* **STATED PROBLEM**
Can the data below be echoed back word for word?

(Records from a collection)

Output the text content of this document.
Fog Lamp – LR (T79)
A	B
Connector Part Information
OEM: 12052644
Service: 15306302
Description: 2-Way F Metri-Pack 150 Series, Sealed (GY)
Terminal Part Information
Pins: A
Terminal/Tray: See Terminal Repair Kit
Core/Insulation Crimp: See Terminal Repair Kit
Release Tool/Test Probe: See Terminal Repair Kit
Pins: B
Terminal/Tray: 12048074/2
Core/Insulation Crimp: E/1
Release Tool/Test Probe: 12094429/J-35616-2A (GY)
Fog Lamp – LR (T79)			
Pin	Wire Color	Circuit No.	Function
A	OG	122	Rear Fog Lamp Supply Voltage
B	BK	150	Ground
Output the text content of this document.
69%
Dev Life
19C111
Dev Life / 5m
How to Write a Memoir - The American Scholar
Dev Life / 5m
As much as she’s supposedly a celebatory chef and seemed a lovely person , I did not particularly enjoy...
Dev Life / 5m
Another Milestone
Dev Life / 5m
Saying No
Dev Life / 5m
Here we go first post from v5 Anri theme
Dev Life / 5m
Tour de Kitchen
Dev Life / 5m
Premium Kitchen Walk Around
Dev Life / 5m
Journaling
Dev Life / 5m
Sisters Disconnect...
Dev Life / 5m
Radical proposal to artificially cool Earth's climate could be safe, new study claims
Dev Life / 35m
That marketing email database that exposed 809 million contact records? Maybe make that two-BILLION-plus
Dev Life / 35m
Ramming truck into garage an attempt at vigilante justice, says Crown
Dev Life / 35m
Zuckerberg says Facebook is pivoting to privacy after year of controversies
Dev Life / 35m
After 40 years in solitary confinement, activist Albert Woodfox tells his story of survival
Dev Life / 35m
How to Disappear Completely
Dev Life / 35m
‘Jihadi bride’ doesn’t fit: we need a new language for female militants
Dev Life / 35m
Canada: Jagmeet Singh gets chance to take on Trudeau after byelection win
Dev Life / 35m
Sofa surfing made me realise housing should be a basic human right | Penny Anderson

* **OUTPUT BELOW**
Output the text content of this document.
Fog Lamp – LR (T79)
A	B
Connector Part Information
OEM: 12052644
Service: 15306302
Description: 2-Way F Metri-Pack 150 Series, Sealed (GY)
Terminal Part Information
Pins: A
Terminal/Tray: See Terminal Repair Kit
Core/Insulation Crimp: See Terminal Repair Kit
Release Tool/Test Probe: See Terminal Repair Kit
Pins: B
Terminal/Tray: 12048074/2
Core/Insulation Crimp: E/1
Release Tool/Test Probe: 12094429/J-35616-2A (GY)
Fog Lamp – LR (T79)			
Pin	Wire Color	Circuit No.	Function
A	OG	122	Rear Fog Lamp Supply Voltage
B	BK	150	Ground
Output the text content of this document.
69%
Dev Life
19C111
Dev Life / 5m
How to Write a Memoir - The American Scholar
Dev Life / 5m
As much as she’s supposedly a celebatory chef and seemed a lovely person , I did not particularly enjoy...
Dev Life / 5m
Another Milestone
Dev Life / 5m
Saying No
Dev Life / 5m
Here we go first post from v5 Anri theme
Dev Life / 5m
Tour de Kitchen
Dev Life / 5m
Premium Kitchen Walk Around
Dev Life / 5m
Journaling
Dev Life / 5m
Sisters Disconnect...
Dev Life / 5m
Radical proposal to artificially cool Earth's climate could be safe, new study claims
Dev Life / 35m
That marketing email database that exposed 809 million contact records? Maybe make that two-BILLION-plus
Dev Life / 35m
Ramming truck into garage an attempt at vigilante justice, says Crown
Dev Life / 35m
Zuckerberg says Facebook is pivoting to privacy after year of controversies
Dev Life / 35m
After 40 years in solitary confinement, activist Albert Woodfox tells his story of survival
Dev Life / 35m
How to Disappear Completely
Dev Life / 35m
‘Jihadi bride’ doesn’t fit: we need a new language for female militants
Dev Life / 35m
Canada: Jagmeet Singh gets chance to take on Trudeau after byelection win
Dev Life / 35m
Sofa surfing made me realise housing should be a basic human right | Penny Anderson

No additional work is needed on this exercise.